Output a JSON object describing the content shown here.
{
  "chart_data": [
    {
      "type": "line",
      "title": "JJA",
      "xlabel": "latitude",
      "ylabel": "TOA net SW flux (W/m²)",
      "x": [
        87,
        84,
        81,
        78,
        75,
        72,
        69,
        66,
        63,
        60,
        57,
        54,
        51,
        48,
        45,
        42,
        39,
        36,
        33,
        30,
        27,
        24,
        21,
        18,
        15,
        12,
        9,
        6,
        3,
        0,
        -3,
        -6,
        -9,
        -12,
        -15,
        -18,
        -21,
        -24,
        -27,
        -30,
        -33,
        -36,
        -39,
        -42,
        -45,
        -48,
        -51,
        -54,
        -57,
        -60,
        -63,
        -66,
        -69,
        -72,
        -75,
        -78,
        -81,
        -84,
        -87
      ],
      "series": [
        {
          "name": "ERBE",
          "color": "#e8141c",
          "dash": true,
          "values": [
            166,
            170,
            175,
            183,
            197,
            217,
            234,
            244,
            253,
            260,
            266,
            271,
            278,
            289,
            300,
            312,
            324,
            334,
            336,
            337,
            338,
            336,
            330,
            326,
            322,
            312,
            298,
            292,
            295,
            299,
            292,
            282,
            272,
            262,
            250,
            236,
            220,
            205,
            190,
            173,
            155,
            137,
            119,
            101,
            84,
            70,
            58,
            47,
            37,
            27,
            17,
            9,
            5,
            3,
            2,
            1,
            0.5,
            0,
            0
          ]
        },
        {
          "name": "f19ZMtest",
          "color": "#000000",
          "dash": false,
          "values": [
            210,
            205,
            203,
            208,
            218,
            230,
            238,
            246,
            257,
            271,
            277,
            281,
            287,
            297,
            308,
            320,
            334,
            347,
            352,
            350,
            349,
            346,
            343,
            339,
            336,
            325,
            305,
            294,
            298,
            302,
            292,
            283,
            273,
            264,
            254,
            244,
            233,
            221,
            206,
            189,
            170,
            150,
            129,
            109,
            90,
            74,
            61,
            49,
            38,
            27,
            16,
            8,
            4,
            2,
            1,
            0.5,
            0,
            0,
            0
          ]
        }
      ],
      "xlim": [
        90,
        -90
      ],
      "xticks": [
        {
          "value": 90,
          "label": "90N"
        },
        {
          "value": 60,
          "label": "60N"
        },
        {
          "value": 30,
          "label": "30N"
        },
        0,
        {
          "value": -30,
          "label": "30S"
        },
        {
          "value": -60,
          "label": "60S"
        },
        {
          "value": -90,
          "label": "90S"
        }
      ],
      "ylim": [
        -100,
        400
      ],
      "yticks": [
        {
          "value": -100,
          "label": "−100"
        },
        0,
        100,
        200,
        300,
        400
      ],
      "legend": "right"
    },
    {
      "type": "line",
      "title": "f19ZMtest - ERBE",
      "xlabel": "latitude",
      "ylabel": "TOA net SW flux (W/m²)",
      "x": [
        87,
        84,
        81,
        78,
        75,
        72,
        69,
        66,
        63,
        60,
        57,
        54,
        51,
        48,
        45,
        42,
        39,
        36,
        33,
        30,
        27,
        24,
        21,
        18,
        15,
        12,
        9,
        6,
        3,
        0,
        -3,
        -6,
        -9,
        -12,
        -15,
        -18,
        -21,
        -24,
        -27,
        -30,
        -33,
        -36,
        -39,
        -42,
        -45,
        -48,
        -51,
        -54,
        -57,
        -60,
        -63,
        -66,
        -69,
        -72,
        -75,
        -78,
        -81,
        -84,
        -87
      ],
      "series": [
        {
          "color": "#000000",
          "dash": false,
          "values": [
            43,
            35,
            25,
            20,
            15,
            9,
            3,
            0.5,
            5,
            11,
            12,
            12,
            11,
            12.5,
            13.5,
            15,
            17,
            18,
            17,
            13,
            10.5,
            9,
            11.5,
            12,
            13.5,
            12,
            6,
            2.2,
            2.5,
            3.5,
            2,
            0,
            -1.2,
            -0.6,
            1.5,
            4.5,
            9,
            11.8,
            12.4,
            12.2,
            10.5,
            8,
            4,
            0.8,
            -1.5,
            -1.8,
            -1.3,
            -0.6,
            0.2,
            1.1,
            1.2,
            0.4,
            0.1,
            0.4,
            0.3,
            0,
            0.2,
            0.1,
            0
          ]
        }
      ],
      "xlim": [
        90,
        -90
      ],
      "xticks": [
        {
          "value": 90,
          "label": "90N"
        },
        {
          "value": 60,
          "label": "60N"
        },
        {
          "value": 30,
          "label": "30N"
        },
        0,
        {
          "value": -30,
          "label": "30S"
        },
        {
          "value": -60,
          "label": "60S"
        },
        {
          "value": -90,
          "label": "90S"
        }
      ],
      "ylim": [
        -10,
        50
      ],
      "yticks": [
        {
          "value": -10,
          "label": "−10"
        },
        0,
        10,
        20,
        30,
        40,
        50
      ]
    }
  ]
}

• • • • • • •

PROMPT: Set all of the records down again, exactly as they stand.

RESPONSE TO THE EXERCISE:
Output a JSON object describing the content shown here.
{
  "chart_data": [
    {
      "type": "line",
      "title": "JJA",
      "xlabel": "latitude",
      "ylabel": "TOA net SW flux (W/m²)",
      "x": [
        87,
        84,
        81,
        78,
        75,
        72,
        69,
        66,
        63,
        60,
        57,
        54,
        51,
        48,
        45,
        42,
        39,
        36,
        33,
        30,
        27,
        24,
        21,
        18,
        15,
        12,
        9,
        6,
        3,
        0,
        -3,
        -6,
        -9,
        -12,
        -15,
        -18,
        -21,
        -24,
        -27,
        -30,
        -33,
        -36,
        -39,
        -42,
        -45,
        -48,
        -51,
        -54,
        -57,
        -60,
        -63,
        -66,
        -69,
        -72,
        -75,
        -78,
        -81,
        -84,
        -87
      ],
      "series": [
        {
          "name": "ERBE",
          "color": "#e8141c",
          "dash": true,
          "values": [
            166,
            170,
            175,
            183,
            197,
            217,
            234,
            244,
            253,
            260,
            266,
            271,
            278,
            289,
            300,
            312,
            324,
            334,
            336,
            337,
            338,
            336,
            330,
            326,
            322,
            312,
            298,
            292,
            295,
            299,
            292,
            282,
            272,
            262,
            250,
            236,
            220,
            205,
            190,
            173,
            155,
            137,
            119,
            101,
            84,
            70,
            58,
            47,
            37,
            27,
            17,
            9,
            5,
            3,
            2,
            1,
            0.5,
            0,
            0
          ]
        },
        {
          "name": "f19ZMtest",
          "color": "#000000",
          "dash": false,
          "values": [
            210,
            205,
            203,
            208,
            218,
            230,
            238,
            246,
            257,
            271,
            277,
            281,
            287,
            297,
            308,
            320,
            334,
            347,
            352,
            350,
            349,
            346,
            343,
            339,
            336,
            325,
            305,
            294,
            298,
            302,
            292,
            283,
            273,
            264,
            254,
            244,
            233,
            221,
            206,
            189,
            170,
            150,
            129,
            109,
            90,
            74,
            61,
            49,
            38,
            27,
            16,
            8,
            4,
            2,
            1,
            0.5,
            0,
            0,
            0
          ]
        }
      ],
      "xlim": [
        90,
        -90
      ],
      "xticks": [
        {
          "value": 90,
          "label": "90N"
        },
        {
          "value": 60,
          "label": "60N"
        },
        {
          "value": 30,
          "label": "30N"
        },
        0,
        {
          "value": -30,
          "label": "30S"
        },
        {
          "value": -60,
          "label": "60S"
        },
        {
          "value": -90,
          "label": "90S"
        }
      ],
      "ylim": [
        -100,
        400
      ],
      "yticks": [
        {
          "value": -100,
          "label": "−100"
        },
        0,
        100,
        200,
        300,
        400
      ],
      "legend": "right"
    },
    {
      "type": "line",
      "title": "f19ZMtest - ERBE",
      "xlabel": "latitude",
      "ylabel": "TOA net SW flux (W/m²)",
      "x": [
        87,
        84,
        81,
        78,
        75,
        72,
        69,
        66,
        63,
        60,
        57,
        54,
        51,
        48,
        45,
        42,
        39,
        36,
        33,
        30,
        27,
        24,
        21,
        18,
        15,
        12,
        9,
        6,
        3,
        0,
        -3,
        -6,
        -9,
        -12,
        -15,
        -18,
        -21,
        -24,
        -27,
        -30,
        -33,
        -36,
        -39,
        -42,
        -45,
        -48,
        -51,
        -54,
        -57,
        -60,
        -63,
        -66,
        -69,
        -72,
        -75,
        -78,
        -81,
        -84,
        -87
      ],
      "series": [
        {
          "color": "#000000",
          "dash": false,
          "values": [
            43,
            35,
            25,
            20,
            15,
            9,
            3,
            0.5,
            5,
            11,
            12,
            12,
            11,
            12.5,
            13.5,
            15,
            17,
            18,
            17,
            13,
            10.5,
            9,
            11.5,
            12,
            13.5,
            12,
            6,
            2.2,
            2.5,
            3.5,
            2,
            0,
            -1.2,
            -0.6,
            1.5,
            4.5,
            9,
            11.8,
            12.4,
            12.2,
            10.5,
            8,
            4,
            0.8,
            -1.5,
            -1.8,
            -1.3,
            -0.6,
            0.2,
            1.1,
            1.2,
            0.4,
            0.1,
            0.4,
            0.3,
            0,
            0.2,
            0.1,
            0
          ]
        }
      ],
      "xlim": [
        90,
        -90
      ],
      "xticks": [
        {
          "value": 90,
          "label": "90N"
        },
        {
          "value": 60,
          "label": "60N"
        },
        {
          "value": 30,
          "label": "30N"
        },
        0,
        {
          "value": -30,
          "label": "30S"
        },
        {
          "value": -60,
          "label": "60S"
        },
        {
          "value": -90,
          "label": "90S"
        }
      ],
      "ylim": [
        -10,
        50
      ],
      "yticks": [
        {
          "value": -10,
          "label": "−10"
        },
        0,
        10,
        20,
        30,
        40,
        50
      ]
    }
  ]
}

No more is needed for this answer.